— START Task data —

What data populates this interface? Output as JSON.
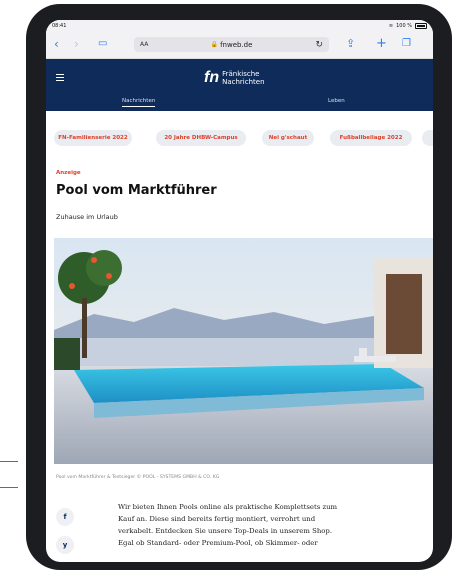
{
  "status": {
    "time": "08:41",
    "battery": "100 %"
  },
  "browser": {
    "text_size_label": "AA",
    "url": "fnweb.de",
    "icons": [
      "back-icon",
      "forward-icon",
      "book-icon",
      "lock-icon",
      "reload-icon",
      "share-icon",
      "plus-icon",
      "tabs-icon"
    ]
  },
  "site": {
    "logo_mark": "fn",
    "logo_line1": "Fränkische",
    "logo_line2": "Nachrichten",
    "nav": [
      {
        "label": "Nachrichten",
        "active": true
      },
      {
        "label": "Leben",
        "active": false
      }
    ]
  },
  "chips": [
    "FN-Familienserie 2022",
    "20 Jahre DHBW-Campus",
    "Nei g'schaut",
    "Fußballbeilage 2022"
  ],
  "article": {
    "sponsor_label": "Anzeige",
    "title": "Pool vom Marktführer",
    "subtitle": "Zuhause im Urlaub",
    "caption": "Pool vom Marktführer & Testsieger © POOL - SYSTEMS GMBH & CO. KG",
    "body_lines": [
      "Wir bieten Ihnen Pools online als praktische Komplettsets zum",
      "Kauf an. Diese sind bereits fertig montiert, verrohrt und",
      "verkabelt. Entdecken Sie unsere Top-Deals in unserem Shop.",
      "Egal ob Standard- oder Premium-Pool, ob Skimmer- oder"
    ]
  },
  "social": [
    {
      "icon": "facebook-icon",
      "glyph": "f"
    },
    {
      "icon": "twitter-icon",
      "glyph": "y"
    }
  ],
  "colors": {
    "navy": "#0e2b5a",
    "accent_red": "#e0402a",
    "ios_blue": "#2f7cf6",
    "device": "#1c1d20"
  }
}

— END Task data —

◆ Your goal ◆
Pick out every line holding the string "Marktführer" and return it.

◆ Answer to this task ◆
    "title": "Pool vom Marktführer",
    "caption": "Pool vom Marktführer & Testsieger © POOL - SYSTEMS GMBH & CO. KG",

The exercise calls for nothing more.